(Dataset records)
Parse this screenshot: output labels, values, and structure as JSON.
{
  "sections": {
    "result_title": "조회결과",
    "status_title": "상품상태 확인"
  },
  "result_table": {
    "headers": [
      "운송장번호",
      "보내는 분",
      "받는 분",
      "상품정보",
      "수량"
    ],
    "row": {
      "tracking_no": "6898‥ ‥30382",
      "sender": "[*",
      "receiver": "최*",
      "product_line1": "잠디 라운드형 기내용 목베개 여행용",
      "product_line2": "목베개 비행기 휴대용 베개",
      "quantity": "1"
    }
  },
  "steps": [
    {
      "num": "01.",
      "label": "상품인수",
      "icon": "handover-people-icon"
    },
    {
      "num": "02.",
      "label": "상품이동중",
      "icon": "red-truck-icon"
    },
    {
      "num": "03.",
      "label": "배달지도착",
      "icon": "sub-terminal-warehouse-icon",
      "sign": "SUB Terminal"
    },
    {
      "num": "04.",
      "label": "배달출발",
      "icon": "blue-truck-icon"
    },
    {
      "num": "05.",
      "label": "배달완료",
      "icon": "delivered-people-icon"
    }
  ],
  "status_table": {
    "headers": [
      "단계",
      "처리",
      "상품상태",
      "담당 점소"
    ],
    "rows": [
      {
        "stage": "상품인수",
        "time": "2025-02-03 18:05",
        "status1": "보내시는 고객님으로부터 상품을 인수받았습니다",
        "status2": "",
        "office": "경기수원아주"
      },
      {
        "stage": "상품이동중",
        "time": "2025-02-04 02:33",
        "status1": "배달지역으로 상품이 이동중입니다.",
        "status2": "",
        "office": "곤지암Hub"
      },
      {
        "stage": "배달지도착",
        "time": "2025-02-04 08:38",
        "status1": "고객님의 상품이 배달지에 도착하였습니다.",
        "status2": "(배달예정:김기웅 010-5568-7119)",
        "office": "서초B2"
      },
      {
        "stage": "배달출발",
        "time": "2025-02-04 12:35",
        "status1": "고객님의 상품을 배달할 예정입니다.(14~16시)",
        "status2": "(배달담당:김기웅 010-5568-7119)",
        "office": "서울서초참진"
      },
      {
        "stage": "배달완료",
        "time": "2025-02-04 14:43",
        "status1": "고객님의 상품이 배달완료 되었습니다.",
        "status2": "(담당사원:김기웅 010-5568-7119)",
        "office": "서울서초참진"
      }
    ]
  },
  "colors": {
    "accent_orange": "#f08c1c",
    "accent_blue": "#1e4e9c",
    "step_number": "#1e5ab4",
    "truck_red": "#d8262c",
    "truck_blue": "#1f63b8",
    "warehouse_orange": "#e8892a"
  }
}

▸ Task prompt
Exactly as shown, repeat every record.

▸ Exercise output
Parse this screenshot: output labels, values, and structure as JSON.
{
  "sections": {
    "result_title": "조회결과",
    "status_title": "상품상태 확인"
  },
  "result_table": {
    "headers": [
      "운송장번호",
      "보내는 분",
      "받는 분",
      "상품정보",
      "수량"
    ],
    "row": {
      "tracking_no": "6898‥ ‥30382",
      "sender": "[*",
      "receiver": "최*",
      "product_line1": "잠디 라운드형 기내용 목베개 여행용",
      "product_line2": "목베개 비행기 휴대용 베개",
      "quantity": "1"
    }
  },
  "steps": [
    {
      "num": "01.",
      "label": "상품인수",
      "icon": "handover-people-icon"
    },
    {
      "num": "02.",
      "label": "상품이동중",
      "icon": "red-truck-icon"
    },
    {
      "num": "03.",
      "label": "배달지도착",
      "icon": "sub-terminal-warehouse-icon",
      "sign": "SUB Terminal"
    },
    {
      "num": "04.",
      "label": "배달출발",
      "icon": "blue-truck-icon"
    },
    {
      "num": "05.",
      "label": "배달완료",
      "icon": "delivered-people-icon"
    }
  ],
  "status_table": {
    "headers": [
      "단계",
      "처리",
      "상품상태",
      "담당 점소"
    ],
    "rows": [
      {
        "stage": "상품인수",
        "time": "2025-02-03 18:05",
        "status1": "보내시는 고객님으로부터 상품을 인수받았습니다",
        "status2": "",
        "office": "경기수원아주"
      },
      {
        "stage": "상품이동중",
        "time": "2025-02-04 02:33",
        "status1": "배달지역으로 상품이 이동중입니다.",
        "status2": "",
        "office": "곤지암Hub"
      },
      {
        "stage": "배달지도착",
        "time": "2025-02-04 08:38",
        "status1": "고객님의 상품이 배달지에 도착하였습니다.",
        "status2": "(배달예정:김기웅 010-5568-7119)",
        "office": "서초B2"
      },
      {
        "stage": "배달출발",
        "time": "2025-02-04 12:35",
        "status1": "고객님의 상품을 배달할 예정입니다.(14~16시)",
        "status2": "(배달담당:김기웅 010-5568-7119)",
        "office": "서울서초참진"
      },
      {
        "stage": "배달완료",
        "time": "2025-02-04 14:43",
        "status1": "고객님의 상품이 배달완료 되었습니다.",
        "status2": "(담당사원:김기웅 010-5568-7119)",
        "office": "서울서초참진"
      }
    ]
  },
  "colors": {
    "accent_orange": "#f08c1c",
    "accent_blue": "#1e4e9c",
    "step_number": "#1e5ab4",
    "truck_red": "#d8262c",
    "truck_blue": "#1f63b8",
    "warehouse_orange": "#e8892a"
  }
}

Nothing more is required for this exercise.